BRIEF :: Gather every line from the entries below that includes "トランプ氏とハリス氏".

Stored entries
========
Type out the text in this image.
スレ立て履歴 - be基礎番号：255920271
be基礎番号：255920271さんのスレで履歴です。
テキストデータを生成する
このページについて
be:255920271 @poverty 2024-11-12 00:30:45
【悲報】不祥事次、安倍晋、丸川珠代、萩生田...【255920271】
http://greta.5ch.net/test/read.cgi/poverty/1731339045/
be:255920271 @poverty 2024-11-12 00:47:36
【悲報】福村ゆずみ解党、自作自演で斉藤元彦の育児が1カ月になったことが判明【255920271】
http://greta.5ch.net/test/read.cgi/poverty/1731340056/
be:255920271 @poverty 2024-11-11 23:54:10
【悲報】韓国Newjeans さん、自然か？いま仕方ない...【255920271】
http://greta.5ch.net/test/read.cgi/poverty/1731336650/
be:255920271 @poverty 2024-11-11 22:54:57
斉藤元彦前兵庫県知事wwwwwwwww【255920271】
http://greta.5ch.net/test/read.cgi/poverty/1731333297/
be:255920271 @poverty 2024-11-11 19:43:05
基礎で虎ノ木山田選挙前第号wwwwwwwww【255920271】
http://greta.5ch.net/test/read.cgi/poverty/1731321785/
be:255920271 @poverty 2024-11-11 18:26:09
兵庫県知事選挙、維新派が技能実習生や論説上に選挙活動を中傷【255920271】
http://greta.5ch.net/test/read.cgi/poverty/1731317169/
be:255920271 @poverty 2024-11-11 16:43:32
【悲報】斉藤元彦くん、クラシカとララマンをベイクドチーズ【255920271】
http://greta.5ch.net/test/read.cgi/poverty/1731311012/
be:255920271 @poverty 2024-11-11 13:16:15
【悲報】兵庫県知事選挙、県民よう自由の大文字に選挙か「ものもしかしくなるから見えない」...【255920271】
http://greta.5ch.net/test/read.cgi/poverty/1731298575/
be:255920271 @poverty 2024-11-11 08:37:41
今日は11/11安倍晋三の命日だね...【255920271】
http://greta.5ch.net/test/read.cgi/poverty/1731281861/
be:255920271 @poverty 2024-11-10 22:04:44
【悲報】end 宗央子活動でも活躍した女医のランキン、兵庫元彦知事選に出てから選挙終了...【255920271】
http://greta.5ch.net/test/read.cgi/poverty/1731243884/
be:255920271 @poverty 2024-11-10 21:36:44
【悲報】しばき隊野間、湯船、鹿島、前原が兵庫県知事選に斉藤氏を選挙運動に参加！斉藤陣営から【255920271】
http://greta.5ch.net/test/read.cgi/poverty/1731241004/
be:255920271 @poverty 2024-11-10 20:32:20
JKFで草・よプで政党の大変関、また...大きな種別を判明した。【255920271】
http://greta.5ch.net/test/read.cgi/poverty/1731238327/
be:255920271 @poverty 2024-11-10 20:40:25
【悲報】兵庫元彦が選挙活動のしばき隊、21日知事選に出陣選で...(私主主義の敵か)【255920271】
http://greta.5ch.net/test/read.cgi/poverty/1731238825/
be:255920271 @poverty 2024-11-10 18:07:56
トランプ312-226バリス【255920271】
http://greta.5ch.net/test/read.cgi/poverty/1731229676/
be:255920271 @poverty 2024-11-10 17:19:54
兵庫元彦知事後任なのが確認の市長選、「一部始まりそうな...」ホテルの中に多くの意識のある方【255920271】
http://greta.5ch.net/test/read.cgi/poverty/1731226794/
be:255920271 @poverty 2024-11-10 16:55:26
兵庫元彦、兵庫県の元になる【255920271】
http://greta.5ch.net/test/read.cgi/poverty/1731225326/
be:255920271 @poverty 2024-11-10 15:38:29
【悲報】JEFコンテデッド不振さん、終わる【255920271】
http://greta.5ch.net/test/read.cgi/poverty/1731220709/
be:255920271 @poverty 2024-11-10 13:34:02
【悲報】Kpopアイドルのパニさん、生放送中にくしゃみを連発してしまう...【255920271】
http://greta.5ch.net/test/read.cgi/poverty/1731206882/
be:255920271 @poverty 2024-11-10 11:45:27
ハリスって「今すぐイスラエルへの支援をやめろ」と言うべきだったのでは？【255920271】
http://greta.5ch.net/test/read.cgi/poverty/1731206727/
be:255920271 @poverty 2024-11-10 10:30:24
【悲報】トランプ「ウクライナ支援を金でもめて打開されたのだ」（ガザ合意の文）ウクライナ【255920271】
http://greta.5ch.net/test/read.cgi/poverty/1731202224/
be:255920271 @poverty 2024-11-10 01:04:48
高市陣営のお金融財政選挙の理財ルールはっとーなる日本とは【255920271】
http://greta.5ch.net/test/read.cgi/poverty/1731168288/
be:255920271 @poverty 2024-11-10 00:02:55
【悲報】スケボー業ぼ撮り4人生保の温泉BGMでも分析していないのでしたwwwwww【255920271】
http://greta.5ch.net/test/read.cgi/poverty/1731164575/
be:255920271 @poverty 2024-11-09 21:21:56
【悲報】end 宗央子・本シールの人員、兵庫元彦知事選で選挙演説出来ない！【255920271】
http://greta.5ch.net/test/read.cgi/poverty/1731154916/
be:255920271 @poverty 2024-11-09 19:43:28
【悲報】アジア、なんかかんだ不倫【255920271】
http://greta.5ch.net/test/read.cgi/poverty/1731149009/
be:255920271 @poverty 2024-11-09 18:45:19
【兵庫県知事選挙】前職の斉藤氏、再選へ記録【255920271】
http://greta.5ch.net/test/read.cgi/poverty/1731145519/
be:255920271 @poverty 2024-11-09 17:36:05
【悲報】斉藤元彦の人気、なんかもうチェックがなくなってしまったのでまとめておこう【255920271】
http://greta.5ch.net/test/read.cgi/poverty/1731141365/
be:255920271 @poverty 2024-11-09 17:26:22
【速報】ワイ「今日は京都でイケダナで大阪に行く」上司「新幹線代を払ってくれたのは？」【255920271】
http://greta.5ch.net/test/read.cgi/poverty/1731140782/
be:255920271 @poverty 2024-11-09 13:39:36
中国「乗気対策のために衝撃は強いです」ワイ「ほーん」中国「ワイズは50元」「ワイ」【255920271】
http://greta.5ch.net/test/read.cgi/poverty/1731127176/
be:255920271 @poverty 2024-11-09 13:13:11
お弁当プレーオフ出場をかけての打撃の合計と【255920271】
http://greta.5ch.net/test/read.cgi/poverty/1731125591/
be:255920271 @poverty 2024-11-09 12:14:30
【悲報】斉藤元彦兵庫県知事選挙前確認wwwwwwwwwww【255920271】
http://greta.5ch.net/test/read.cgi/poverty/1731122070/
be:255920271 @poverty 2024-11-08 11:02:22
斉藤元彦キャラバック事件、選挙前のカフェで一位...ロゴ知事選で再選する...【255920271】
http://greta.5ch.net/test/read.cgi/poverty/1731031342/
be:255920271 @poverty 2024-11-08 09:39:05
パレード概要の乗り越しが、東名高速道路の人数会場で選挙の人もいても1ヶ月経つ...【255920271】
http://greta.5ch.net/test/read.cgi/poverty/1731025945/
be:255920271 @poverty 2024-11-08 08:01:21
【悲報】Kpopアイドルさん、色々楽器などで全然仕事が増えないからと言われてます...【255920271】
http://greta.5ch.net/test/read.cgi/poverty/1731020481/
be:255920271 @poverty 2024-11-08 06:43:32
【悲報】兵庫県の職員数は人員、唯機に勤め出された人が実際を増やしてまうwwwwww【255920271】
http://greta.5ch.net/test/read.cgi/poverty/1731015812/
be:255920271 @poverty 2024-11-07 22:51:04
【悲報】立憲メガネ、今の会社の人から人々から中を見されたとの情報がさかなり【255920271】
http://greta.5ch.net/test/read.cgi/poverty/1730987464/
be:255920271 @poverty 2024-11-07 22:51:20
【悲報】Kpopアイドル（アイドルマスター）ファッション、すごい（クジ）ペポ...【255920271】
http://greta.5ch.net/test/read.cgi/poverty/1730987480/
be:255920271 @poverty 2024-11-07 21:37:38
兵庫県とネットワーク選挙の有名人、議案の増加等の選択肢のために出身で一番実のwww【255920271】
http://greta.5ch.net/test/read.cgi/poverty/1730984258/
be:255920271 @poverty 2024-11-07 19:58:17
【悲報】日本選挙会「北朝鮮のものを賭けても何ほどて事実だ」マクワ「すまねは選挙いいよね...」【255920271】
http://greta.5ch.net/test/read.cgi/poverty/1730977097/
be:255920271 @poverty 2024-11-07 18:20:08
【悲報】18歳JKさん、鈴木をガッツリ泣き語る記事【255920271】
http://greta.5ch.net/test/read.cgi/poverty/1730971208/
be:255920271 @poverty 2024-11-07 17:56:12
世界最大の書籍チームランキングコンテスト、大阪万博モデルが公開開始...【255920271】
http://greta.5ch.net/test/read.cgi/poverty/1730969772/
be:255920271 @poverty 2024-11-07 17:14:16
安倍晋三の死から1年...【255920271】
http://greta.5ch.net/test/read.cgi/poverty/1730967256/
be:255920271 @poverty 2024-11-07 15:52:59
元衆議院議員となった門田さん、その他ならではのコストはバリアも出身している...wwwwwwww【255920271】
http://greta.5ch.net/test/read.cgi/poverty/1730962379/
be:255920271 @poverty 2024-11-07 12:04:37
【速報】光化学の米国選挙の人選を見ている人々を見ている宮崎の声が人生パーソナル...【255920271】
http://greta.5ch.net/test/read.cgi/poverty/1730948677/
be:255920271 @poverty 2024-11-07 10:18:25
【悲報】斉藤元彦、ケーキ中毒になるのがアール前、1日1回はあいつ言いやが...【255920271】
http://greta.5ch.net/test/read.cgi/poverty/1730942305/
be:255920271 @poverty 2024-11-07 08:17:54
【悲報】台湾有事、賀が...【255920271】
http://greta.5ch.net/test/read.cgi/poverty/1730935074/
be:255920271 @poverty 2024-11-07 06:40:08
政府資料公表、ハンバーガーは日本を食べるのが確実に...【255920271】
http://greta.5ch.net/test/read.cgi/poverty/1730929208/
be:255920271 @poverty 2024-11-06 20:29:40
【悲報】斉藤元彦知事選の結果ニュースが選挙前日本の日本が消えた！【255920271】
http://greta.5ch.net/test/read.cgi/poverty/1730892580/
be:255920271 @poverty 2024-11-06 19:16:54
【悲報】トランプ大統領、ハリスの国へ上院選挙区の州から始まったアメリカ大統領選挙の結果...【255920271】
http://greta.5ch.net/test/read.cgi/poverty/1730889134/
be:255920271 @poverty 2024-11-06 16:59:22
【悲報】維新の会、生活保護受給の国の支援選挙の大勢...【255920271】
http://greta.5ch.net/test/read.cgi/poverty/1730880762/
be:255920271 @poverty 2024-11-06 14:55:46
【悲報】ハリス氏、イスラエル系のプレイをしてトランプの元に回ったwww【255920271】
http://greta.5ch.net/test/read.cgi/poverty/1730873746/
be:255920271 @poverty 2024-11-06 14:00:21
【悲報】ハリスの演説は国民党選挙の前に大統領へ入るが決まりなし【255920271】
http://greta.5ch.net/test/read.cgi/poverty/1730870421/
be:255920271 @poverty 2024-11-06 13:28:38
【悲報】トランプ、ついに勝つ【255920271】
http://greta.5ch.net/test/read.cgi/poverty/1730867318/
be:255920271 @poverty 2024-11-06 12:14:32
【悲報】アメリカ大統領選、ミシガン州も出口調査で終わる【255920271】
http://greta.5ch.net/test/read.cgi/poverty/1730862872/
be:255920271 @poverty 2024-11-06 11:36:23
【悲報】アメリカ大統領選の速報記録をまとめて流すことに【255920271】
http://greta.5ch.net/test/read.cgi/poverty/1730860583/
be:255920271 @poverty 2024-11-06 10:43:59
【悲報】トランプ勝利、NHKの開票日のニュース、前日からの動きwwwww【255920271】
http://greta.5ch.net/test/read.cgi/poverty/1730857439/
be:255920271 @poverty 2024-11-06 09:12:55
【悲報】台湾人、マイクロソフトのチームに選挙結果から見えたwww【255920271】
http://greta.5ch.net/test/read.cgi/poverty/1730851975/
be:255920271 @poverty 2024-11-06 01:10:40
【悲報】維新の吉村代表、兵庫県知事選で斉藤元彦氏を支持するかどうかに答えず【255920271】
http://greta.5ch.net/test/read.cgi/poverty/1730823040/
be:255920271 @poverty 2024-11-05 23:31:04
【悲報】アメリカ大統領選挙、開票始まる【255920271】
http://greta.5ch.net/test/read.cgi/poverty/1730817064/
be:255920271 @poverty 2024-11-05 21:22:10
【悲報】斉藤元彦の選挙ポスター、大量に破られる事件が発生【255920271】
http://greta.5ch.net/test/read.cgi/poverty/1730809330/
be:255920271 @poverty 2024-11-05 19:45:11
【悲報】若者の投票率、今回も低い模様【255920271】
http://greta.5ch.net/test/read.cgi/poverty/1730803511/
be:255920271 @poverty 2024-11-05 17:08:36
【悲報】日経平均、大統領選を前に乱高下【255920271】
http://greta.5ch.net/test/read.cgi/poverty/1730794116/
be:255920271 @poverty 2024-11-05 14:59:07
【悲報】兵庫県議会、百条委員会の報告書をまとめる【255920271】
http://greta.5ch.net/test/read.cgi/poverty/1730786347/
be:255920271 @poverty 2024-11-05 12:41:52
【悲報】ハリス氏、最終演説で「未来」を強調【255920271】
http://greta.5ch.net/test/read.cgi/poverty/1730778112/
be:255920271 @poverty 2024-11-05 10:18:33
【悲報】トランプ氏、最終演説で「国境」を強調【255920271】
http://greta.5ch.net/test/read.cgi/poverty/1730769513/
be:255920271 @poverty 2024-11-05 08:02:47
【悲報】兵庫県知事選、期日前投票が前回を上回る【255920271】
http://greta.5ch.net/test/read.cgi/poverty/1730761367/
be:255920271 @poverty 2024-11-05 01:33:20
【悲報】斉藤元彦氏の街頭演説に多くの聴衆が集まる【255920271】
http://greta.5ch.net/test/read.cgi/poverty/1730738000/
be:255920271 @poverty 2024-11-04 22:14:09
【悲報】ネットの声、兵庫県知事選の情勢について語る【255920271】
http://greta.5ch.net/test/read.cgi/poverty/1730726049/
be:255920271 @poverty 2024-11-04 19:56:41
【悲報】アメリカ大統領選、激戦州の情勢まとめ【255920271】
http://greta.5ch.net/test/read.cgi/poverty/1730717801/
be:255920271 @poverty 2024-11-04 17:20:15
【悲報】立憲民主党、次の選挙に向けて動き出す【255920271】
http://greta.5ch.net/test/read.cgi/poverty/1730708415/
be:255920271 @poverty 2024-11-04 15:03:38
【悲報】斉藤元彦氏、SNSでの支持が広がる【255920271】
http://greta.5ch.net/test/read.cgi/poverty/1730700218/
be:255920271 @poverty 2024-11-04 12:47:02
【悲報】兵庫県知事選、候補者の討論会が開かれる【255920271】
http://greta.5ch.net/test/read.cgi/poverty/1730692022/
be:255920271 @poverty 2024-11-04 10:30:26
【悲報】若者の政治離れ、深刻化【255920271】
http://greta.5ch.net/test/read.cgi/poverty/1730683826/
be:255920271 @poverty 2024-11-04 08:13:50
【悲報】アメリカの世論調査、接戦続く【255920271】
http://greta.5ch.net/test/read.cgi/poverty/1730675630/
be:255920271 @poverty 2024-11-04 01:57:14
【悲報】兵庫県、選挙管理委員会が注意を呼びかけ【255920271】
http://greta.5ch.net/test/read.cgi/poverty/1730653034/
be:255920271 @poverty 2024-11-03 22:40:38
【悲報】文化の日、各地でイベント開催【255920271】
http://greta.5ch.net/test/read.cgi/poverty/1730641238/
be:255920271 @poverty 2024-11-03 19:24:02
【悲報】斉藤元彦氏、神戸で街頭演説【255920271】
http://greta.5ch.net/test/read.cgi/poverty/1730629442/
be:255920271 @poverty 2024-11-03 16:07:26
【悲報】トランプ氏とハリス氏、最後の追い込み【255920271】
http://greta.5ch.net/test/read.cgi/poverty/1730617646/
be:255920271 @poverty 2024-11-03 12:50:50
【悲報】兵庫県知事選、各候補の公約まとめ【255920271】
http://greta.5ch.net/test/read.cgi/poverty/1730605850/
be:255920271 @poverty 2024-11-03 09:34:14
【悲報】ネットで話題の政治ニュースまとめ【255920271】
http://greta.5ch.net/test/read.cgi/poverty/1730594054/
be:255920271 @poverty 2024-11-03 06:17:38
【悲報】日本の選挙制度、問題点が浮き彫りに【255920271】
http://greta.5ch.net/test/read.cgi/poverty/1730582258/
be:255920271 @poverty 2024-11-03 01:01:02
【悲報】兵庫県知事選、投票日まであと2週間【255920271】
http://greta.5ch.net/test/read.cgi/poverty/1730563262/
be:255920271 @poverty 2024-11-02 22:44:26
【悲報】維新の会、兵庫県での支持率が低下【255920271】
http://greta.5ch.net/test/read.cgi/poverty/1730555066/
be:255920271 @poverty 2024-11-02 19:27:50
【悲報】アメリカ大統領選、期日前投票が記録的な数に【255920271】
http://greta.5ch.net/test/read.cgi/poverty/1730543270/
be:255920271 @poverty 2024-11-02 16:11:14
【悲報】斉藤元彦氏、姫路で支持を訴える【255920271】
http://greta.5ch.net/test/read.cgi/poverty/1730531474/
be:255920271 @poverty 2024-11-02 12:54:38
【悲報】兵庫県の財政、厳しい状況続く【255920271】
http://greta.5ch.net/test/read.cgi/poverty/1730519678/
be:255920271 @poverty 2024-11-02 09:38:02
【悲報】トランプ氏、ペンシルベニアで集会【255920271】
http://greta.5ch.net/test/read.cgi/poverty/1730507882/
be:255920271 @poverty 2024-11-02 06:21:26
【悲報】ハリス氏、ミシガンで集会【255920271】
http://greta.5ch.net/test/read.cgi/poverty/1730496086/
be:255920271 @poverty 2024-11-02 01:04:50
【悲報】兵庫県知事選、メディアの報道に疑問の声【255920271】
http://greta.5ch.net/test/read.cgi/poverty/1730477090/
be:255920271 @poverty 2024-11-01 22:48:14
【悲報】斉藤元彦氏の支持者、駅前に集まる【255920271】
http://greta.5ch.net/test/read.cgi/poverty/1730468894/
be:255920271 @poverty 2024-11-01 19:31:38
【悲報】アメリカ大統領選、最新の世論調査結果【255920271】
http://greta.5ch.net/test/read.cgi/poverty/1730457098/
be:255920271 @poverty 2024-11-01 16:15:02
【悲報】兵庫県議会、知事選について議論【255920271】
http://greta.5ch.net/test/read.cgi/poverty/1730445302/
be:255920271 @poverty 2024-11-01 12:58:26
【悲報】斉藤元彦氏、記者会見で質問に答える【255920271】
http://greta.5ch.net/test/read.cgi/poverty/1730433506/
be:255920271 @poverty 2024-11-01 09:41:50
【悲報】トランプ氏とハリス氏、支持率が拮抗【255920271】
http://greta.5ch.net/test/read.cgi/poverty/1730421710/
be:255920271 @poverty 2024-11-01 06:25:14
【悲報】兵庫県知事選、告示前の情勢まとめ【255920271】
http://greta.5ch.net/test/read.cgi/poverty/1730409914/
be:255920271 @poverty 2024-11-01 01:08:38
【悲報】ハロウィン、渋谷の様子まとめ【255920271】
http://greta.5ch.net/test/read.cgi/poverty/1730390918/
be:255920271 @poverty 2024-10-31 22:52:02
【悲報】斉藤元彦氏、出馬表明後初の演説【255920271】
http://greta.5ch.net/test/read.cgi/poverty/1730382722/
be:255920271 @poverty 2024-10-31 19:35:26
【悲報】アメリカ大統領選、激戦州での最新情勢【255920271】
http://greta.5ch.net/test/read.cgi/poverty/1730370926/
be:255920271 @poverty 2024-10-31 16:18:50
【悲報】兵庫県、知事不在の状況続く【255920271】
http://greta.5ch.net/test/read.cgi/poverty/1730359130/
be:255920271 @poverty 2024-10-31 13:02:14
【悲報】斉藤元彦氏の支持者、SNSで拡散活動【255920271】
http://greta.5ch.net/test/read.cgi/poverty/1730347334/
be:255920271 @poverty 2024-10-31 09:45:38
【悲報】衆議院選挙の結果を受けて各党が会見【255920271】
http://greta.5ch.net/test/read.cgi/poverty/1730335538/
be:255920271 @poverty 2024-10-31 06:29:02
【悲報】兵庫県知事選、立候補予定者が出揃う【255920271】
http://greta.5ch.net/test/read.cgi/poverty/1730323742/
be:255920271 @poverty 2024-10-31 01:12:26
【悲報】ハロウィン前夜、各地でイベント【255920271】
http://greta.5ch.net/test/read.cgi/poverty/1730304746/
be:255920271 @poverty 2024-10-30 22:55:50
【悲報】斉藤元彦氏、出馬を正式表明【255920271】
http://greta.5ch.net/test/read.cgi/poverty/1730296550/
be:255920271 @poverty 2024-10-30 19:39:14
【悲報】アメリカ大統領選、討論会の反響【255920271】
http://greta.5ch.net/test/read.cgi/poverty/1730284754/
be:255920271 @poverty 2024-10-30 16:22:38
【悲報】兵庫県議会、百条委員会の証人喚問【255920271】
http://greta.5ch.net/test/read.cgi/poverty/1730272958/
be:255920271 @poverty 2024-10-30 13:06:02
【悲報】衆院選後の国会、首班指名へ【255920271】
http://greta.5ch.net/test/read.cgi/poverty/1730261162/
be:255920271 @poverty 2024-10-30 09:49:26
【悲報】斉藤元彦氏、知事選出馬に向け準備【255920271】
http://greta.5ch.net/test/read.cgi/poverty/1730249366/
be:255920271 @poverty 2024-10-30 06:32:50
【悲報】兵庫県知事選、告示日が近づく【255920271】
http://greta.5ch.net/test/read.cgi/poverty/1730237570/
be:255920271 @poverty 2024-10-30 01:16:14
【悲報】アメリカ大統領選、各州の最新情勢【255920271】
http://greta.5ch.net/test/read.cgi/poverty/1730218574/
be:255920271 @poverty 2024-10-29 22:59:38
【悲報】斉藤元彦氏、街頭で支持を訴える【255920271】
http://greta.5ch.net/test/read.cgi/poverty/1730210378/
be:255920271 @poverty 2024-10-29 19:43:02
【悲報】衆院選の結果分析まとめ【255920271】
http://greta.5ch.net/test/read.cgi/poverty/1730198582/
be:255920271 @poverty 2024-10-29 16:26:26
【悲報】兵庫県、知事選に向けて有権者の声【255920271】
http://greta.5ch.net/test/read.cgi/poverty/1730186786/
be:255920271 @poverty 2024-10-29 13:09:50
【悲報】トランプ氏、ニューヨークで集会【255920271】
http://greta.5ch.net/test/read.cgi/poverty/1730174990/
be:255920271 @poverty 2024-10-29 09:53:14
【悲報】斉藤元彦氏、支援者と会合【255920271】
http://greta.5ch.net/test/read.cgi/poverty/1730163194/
========
THE OUTPUT ::
【悲報】トランプ氏とハリス氏、最後の追い込み【255920271】
【悲報】トランプ氏とハリス氏、支持率が拮抗【255920271】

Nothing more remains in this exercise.